- [YOUR TASK]
Scan the listing below and copy every line holding "avec".

- [PROVIDED INFORMATION]
________

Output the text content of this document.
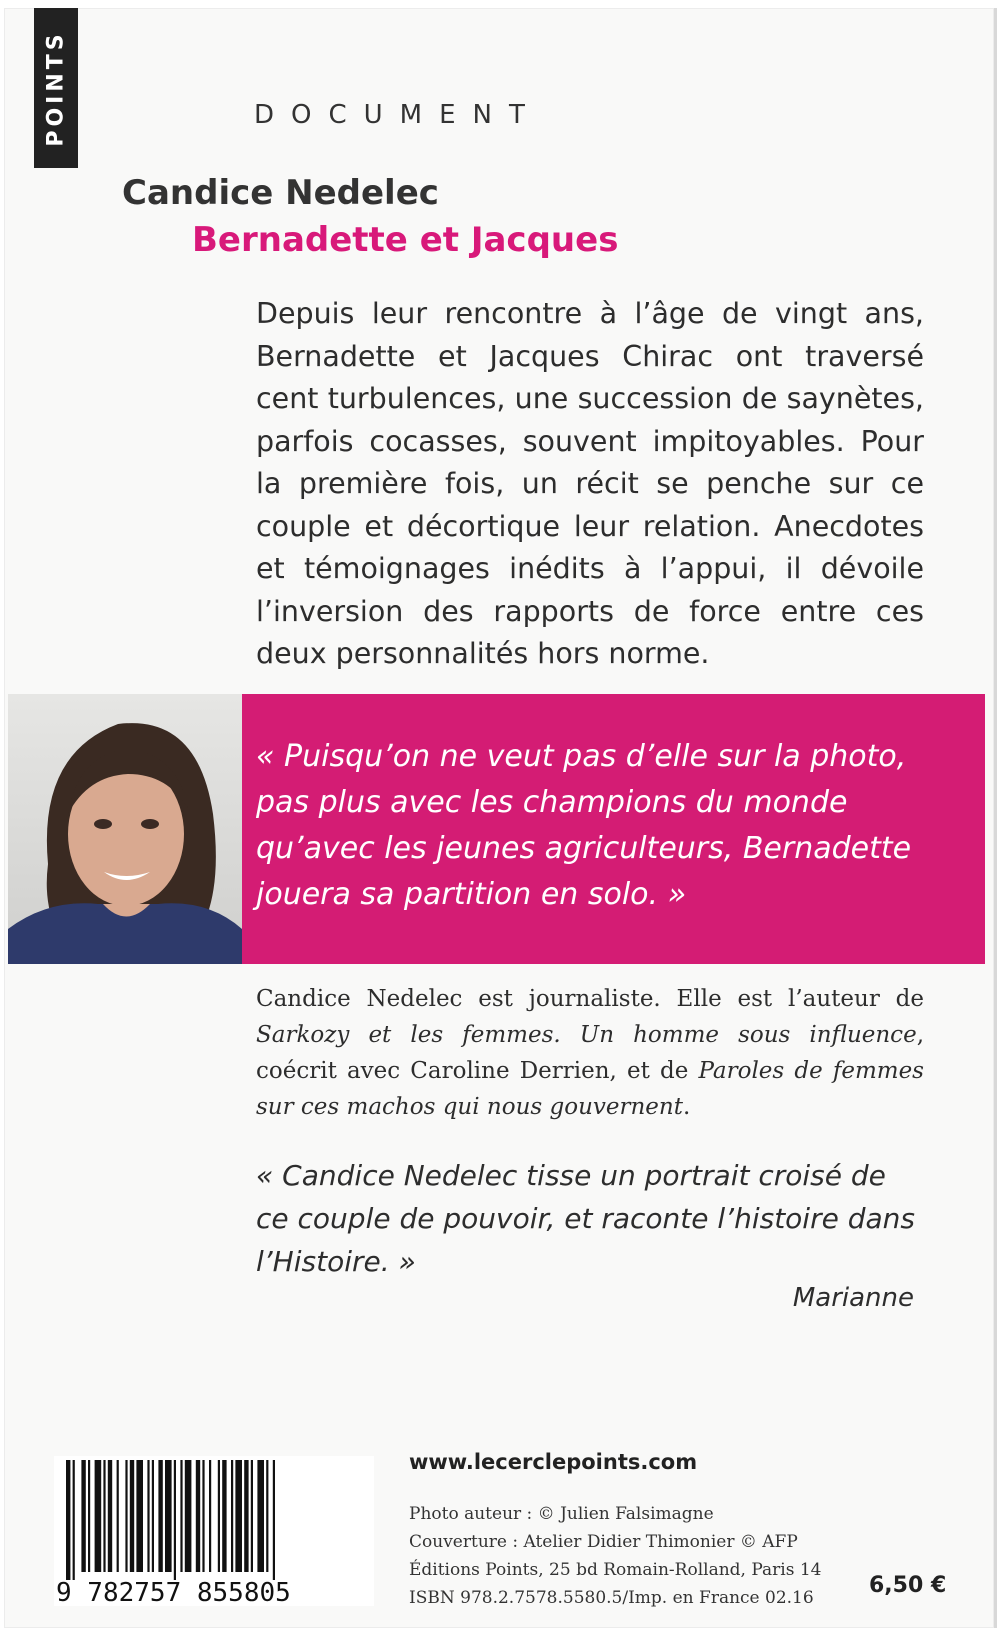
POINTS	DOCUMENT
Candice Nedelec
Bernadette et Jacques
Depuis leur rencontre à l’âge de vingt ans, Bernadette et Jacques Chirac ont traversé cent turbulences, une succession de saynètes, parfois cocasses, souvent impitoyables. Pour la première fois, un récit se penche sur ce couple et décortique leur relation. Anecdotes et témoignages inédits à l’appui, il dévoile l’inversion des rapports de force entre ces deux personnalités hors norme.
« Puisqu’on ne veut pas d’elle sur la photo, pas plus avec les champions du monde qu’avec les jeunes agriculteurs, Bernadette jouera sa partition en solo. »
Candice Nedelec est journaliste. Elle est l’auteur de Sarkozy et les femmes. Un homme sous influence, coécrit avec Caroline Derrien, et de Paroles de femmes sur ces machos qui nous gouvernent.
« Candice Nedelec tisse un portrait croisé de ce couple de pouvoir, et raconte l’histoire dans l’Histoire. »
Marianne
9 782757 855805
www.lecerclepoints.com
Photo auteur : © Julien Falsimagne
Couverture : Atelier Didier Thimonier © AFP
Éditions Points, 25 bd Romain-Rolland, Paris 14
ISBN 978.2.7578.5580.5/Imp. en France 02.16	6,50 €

________

- [SOLUTION FOR THIS EXERCISE]
« Puisqu’on ne veut pas d’elle sur la photo, pas plus avec les champions du monde qu’avec les jeunes agriculteurs, Bernadette jouera sa partition en solo. »
Candice Nedelec est journaliste. Elle est l’auteur de Sarkozy et les femmes. Un homme sous influence, coécrit avec Caroline Derrien, et de Paroles de femmes sur ces machos qui nous gouvernent.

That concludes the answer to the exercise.